>> start Given data

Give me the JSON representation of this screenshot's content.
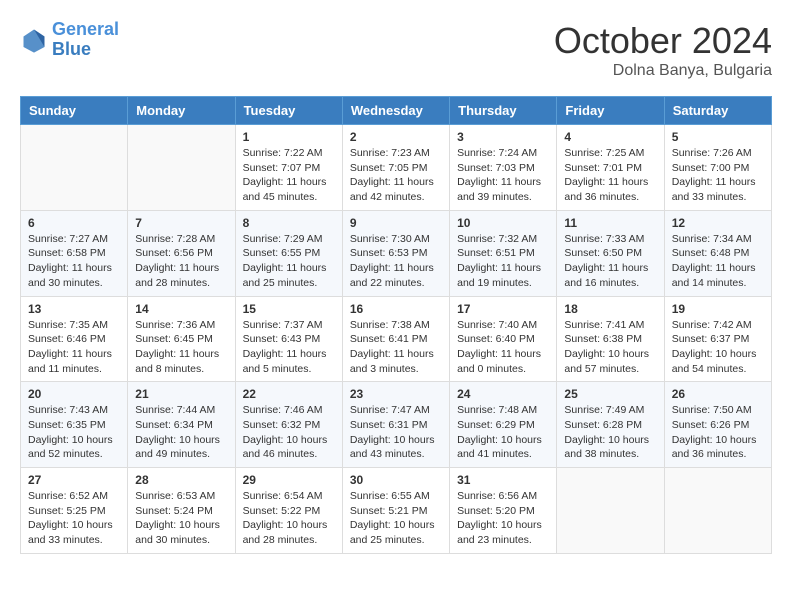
{
  "header": {
    "logo_line1": "General",
    "logo_line2": "Blue",
    "month_title": "October 2024",
    "location": "Dolna Banya, Bulgaria"
  },
  "weekdays": [
    "Sunday",
    "Monday",
    "Tuesday",
    "Wednesday",
    "Thursday",
    "Friday",
    "Saturday"
  ],
  "weeks": [
    [
      {
        "day": "",
        "sunrise": "",
        "sunset": "",
        "daylight": ""
      },
      {
        "day": "",
        "sunrise": "",
        "sunset": "",
        "daylight": ""
      },
      {
        "day": "1",
        "sunrise": "Sunrise: 7:22 AM",
        "sunset": "Sunset: 7:07 PM",
        "daylight": "Daylight: 11 hours and 45 minutes."
      },
      {
        "day": "2",
        "sunrise": "Sunrise: 7:23 AM",
        "sunset": "Sunset: 7:05 PM",
        "daylight": "Daylight: 11 hours and 42 minutes."
      },
      {
        "day": "3",
        "sunrise": "Sunrise: 7:24 AM",
        "sunset": "Sunset: 7:03 PM",
        "daylight": "Daylight: 11 hours and 39 minutes."
      },
      {
        "day": "4",
        "sunrise": "Sunrise: 7:25 AM",
        "sunset": "Sunset: 7:01 PM",
        "daylight": "Daylight: 11 hours and 36 minutes."
      },
      {
        "day": "5",
        "sunrise": "Sunrise: 7:26 AM",
        "sunset": "Sunset: 7:00 PM",
        "daylight": "Daylight: 11 hours and 33 minutes."
      }
    ],
    [
      {
        "day": "6",
        "sunrise": "Sunrise: 7:27 AM",
        "sunset": "Sunset: 6:58 PM",
        "daylight": "Daylight: 11 hours and 30 minutes."
      },
      {
        "day": "7",
        "sunrise": "Sunrise: 7:28 AM",
        "sunset": "Sunset: 6:56 PM",
        "daylight": "Daylight: 11 hours and 28 minutes."
      },
      {
        "day": "8",
        "sunrise": "Sunrise: 7:29 AM",
        "sunset": "Sunset: 6:55 PM",
        "daylight": "Daylight: 11 hours and 25 minutes."
      },
      {
        "day": "9",
        "sunrise": "Sunrise: 7:30 AM",
        "sunset": "Sunset: 6:53 PM",
        "daylight": "Daylight: 11 hours and 22 minutes."
      },
      {
        "day": "10",
        "sunrise": "Sunrise: 7:32 AM",
        "sunset": "Sunset: 6:51 PM",
        "daylight": "Daylight: 11 hours and 19 minutes."
      },
      {
        "day": "11",
        "sunrise": "Sunrise: 7:33 AM",
        "sunset": "Sunset: 6:50 PM",
        "daylight": "Daylight: 11 hours and 16 minutes."
      },
      {
        "day": "12",
        "sunrise": "Sunrise: 7:34 AM",
        "sunset": "Sunset: 6:48 PM",
        "daylight": "Daylight: 11 hours and 14 minutes."
      }
    ],
    [
      {
        "day": "13",
        "sunrise": "Sunrise: 7:35 AM",
        "sunset": "Sunset: 6:46 PM",
        "daylight": "Daylight: 11 hours and 11 minutes."
      },
      {
        "day": "14",
        "sunrise": "Sunrise: 7:36 AM",
        "sunset": "Sunset: 6:45 PM",
        "daylight": "Daylight: 11 hours and 8 minutes."
      },
      {
        "day": "15",
        "sunrise": "Sunrise: 7:37 AM",
        "sunset": "Sunset: 6:43 PM",
        "daylight": "Daylight: 11 hours and 5 minutes."
      },
      {
        "day": "16",
        "sunrise": "Sunrise: 7:38 AM",
        "sunset": "Sunset: 6:41 PM",
        "daylight": "Daylight: 11 hours and 3 minutes."
      },
      {
        "day": "17",
        "sunrise": "Sunrise: 7:40 AM",
        "sunset": "Sunset: 6:40 PM",
        "daylight": "Daylight: 11 hours and 0 minutes."
      },
      {
        "day": "18",
        "sunrise": "Sunrise: 7:41 AM",
        "sunset": "Sunset: 6:38 PM",
        "daylight": "Daylight: 10 hours and 57 minutes."
      },
      {
        "day": "19",
        "sunrise": "Sunrise: 7:42 AM",
        "sunset": "Sunset: 6:37 PM",
        "daylight": "Daylight: 10 hours and 54 minutes."
      }
    ],
    [
      {
        "day": "20",
        "sunrise": "Sunrise: 7:43 AM",
        "sunset": "Sunset: 6:35 PM",
        "daylight": "Daylight: 10 hours and 52 minutes."
      },
      {
        "day": "21",
        "sunrise": "Sunrise: 7:44 AM",
        "sunset": "Sunset: 6:34 PM",
        "daylight": "Daylight: 10 hours and 49 minutes."
      },
      {
        "day": "22",
        "sunrise": "Sunrise: 7:46 AM",
        "sunset": "Sunset: 6:32 PM",
        "daylight": "Daylight: 10 hours and 46 minutes."
      },
      {
        "day": "23",
        "sunrise": "Sunrise: 7:47 AM",
        "sunset": "Sunset: 6:31 PM",
        "daylight": "Daylight: 10 hours and 43 minutes."
      },
      {
        "day": "24",
        "sunrise": "Sunrise: 7:48 AM",
        "sunset": "Sunset: 6:29 PM",
        "daylight": "Daylight: 10 hours and 41 minutes."
      },
      {
        "day": "25",
        "sunrise": "Sunrise: 7:49 AM",
        "sunset": "Sunset: 6:28 PM",
        "daylight": "Daylight: 10 hours and 38 minutes."
      },
      {
        "day": "26",
        "sunrise": "Sunrise: 7:50 AM",
        "sunset": "Sunset: 6:26 PM",
        "daylight": "Daylight: 10 hours and 36 minutes."
      }
    ],
    [
      {
        "day": "27",
        "sunrise": "Sunrise: 6:52 AM",
        "sunset": "Sunset: 5:25 PM",
        "daylight": "Daylight: 10 hours and 33 minutes."
      },
      {
        "day": "28",
        "sunrise": "Sunrise: 6:53 AM",
        "sunset": "Sunset: 5:24 PM",
        "daylight": "Daylight: 10 hours and 30 minutes."
      },
      {
        "day": "29",
        "sunrise": "Sunrise: 6:54 AM",
        "sunset": "Sunset: 5:22 PM",
        "daylight": "Daylight: 10 hours and 28 minutes."
      },
      {
        "day": "30",
        "sunrise": "Sunrise: 6:55 AM",
        "sunset": "Sunset: 5:21 PM",
        "daylight": "Daylight: 10 hours and 25 minutes."
      },
      {
        "day": "31",
        "sunrise": "Sunrise: 6:56 AM",
        "sunset": "Sunset: 5:20 PM",
        "daylight": "Daylight: 10 hours and 23 minutes."
      },
      {
        "day": "",
        "sunrise": "",
        "sunset": "",
        "daylight": ""
      },
      {
        "day": "",
        "sunrise": "",
        "sunset": "",
        "daylight": ""
      }
    ]
  ]
}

>> end Given data

■ **Problem statement**
Copy out all the records exactly, excluding pictures.

■ **Task solution**
Give me the JSON representation of this screenshot's content.
{
  "header": {
    "logo_line1": "General",
    "logo_line2": "Blue",
    "month_title": "October 2024",
    "location": "Dolna Banya, Bulgaria"
  },
  "weekdays": [
    "Sunday",
    "Monday",
    "Tuesday",
    "Wednesday",
    "Thursday",
    "Friday",
    "Saturday"
  ],
  "weeks": [
    [
      {
        "day": "",
        "sunrise": "",
        "sunset": "",
        "daylight": ""
      },
      {
        "day": "",
        "sunrise": "",
        "sunset": "",
        "daylight": ""
      },
      {
        "day": "1",
        "sunrise": "Sunrise: 7:22 AM",
        "sunset": "Sunset: 7:07 PM",
        "daylight": "Daylight: 11 hours and 45 minutes."
      },
      {
        "day": "2",
        "sunrise": "Sunrise: 7:23 AM",
        "sunset": "Sunset: 7:05 PM",
        "daylight": "Daylight: 11 hours and 42 minutes."
      },
      {
        "day": "3",
        "sunrise": "Sunrise: 7:24 AM",
        "sunset": "Sunset: 7:03 PM",
        "daylight": "Daylight: 11 hours and 39 minutes."
      },
      {
        "day": "4",
        "sunrise": "Sunrise: 7:25 AM",
        "sunset": "Sunset: 7:01 PM",
        "daylight": "Daylight: 11 hours and 36 minutes."
      },
      {
        "day": "5",
        "sunrise": "Sunrise: 7:26 AM",
        "sunset": "Sunset: 7:00 PM",
        "daylight": "Daylight: 11 hours and 33 minutes."
      }
    ],
    [
      {
        "day": "6",
        "sunrise": "Sunrise: 7:27 AM",
        "sunset": "Sunset: 6:58 PM",
        "daylight": "Daylight: 11 hours and 30 minutes."
      },
      {
        "day": "7",
        "sunrise": "Sunrise: 7:28 AM",
        "sunset": "Sunset: 6:56 PM",
        "daylight": "Daylight: 11 hours and 28 minutes."
      },
      {
        "day": "8",
        "sunrise": "Sunrise: 7:29 AM",
        "sunset": "Sunset: 6:55 PM",
        "daylight": "Daylight: 11 hours and 25 minutes."
      },
      {
        "day": "9",
        "sunrise": "Sunrise: 7:30 AM",
        "sunset": "Sunset: 6:53 PM",
        "daylight": "Daylight: 11 hours and 22 minutes."
      },
      {
        "day": "10",
        "sunrise": "Sunrise: 7:32 AM",
        "sunset": "Sunset: 6:51 PM",
        "daylight": "Daylight: 11 hours and 19 minutes."
      },
      {
        "day": "11",
        "sunrise": "Sunrise: 7:33 AM",
        "sunset": "Sunset: 6:50 PM",
        "daylight": "Daylight: 11 hours and 16 minutes."
      },
      {
        "day": "12",
        "sunrise": "Sunrise: 7:34 AM",
        "sunset": "Sunset: 6:48 PM",
        "daylight": "Daylight: 11 hours and 14 minutes."
      }
    ],
    [
      {
        "day": "13",
        "sunrise": "Sunrise: 7:35 AM",
        "sunset": "Sunset: 6:46 PM",
        "daylight": "Daylight: 11 hours and 11 minutes."
      },
      {
        "day": "14",
        "sunrise": "Sunrise: 7:36 AM",
        "sunset": "Sunset: 6:45 PM",
        "daylight": "Daylight: 11 hours and 8 minutes."
      },
      {
        "day": "15",
        "sunrise": "Sunrise: 7:37 AM",
        "sunset": "Sunset: 6:43 PM",
        "daylight": "Daylight: 11 hours and 5 minutes."
      },
      {
        "day": "16",
        "sunrise": "Sunrise: 7:38 AM",
        "sunset": "Sunset: 6:41 PM",
        "daylight": "Daylight: 11 hours and 3 minutes."
      },
      {
        "day": "17",
        "sunrise": "Sunrise: 7:40 AM",
        "sunset": "Sunset: 6:40 PM",
        "daylight": "Daylight: 11 hours and 0 minutes."
      },
      {
        "day": "18",
        "sunrise": "Sunrise: 7:41 AM",
        "sunset": "Sunset: 6:38 PM",
        "daylight": "Daylight: 10 hours and 57 minutes."
      },
      {
        "day": "19",
        "sunrise": "Sunrise: 7:42 AM",
        "sunset": "Sunset: 6:37 PM",
        "daylight": "Daylight: 10 hours and 54 minutes."
      }
    ],
    [
      {
        "day": "20",
        "sunrise": "Sunrise: 7:43 AM",
        "sunset": "Sunset: 6:35 PM",
        "daylight": "Daylight: 10 hours and 52 minutes."
      },
      {
        "day": "21",
        "sunrise": "Sunrise: 7:44 AM",
        "sunset": "Sunset: 6:34 PM",
        "daylight": "Daylight: 10 hours and 49 minutes."
      },
      {
        "day": "22",
        "sunrise": "Sunrise: 7:46 AM",
        "sunset": "Sunset: 6:32 PM",
        "daylight": "Daylight: 10 hours and 46 minutes."
      },
      {
        "day": "23",
        "sunrise": "Sunrise: 7:47 AM",
        "sunset": "Sunset: 6:31 PM",
        "daylight": "Daylight: 10 hours and 43 minutes."
      },
      {
        "day": "24",
        "sunrise": "Sunrise: 7:48 AM",
        "sunset": "Sunset: 6:29 PM",
        "daylight": "Daylight: 10 hours and 41 minutes."
      },
      {
        "day": "25",
        "sunrise": "Sunrise: 7:49 AM",
        "sunset": "Sunset: 6:28 PM",
        "daylight": "Daylight: 10 hours and 38 minutes."
      },
      {
        "day": "26",
        "sunrise": "Sunrise: 7:50 AM",
        "sunset": "Sunset: 6:26 PM",
        "daylight": "Daylight: 10 hours and 36 minutes."
      }
    ],
    [
      {
        "day": "27",
        "sunrise": "Sunrise: 6:52 AM",
        "sunset": "Sunset: 5:25 PM",
        "daylight": "Daylight: 10 hours and 33 minutes."
      },
      {
        "day": "28",
        "sunrise": "Sunrise: 6:53 AM",
        "sunset": "Sunset: 5:24 PM",
        "daylight": "Daylight: 10 hours and 30 minutes."
      },
      {
        "day": "29",
        "sunrise": "Sunrise: 6:54 AM",
        "sunset": "Sunset: 5:22 PM",
        "daylight": "Daylight: 10 hours and 28 minutes."
      },
      {
        "day": "30",
        "sunrise": "Sunrise: 6:55 AM",
        "sunset": "Sunset: 5:21 PM",
        "daylight": "Daylight: 10 hours and 25 minutes."
      },
      {
        "day": "31",
        "sunrise": "Sunrise: 6:56 AM",
        "sunset": "Sunset: 5:20 PM",
        "daylight": "Daylight: 10 hours and 23 minutes."
      },
      {
        "day": "",
        "sunrise": "",
        "sunset": "",
        "daylight": ""
      },
      {
        "day": "",
        "sunrise": "",
        "sunset": "",
        "daylight": ""
      }
    ]
  ]
}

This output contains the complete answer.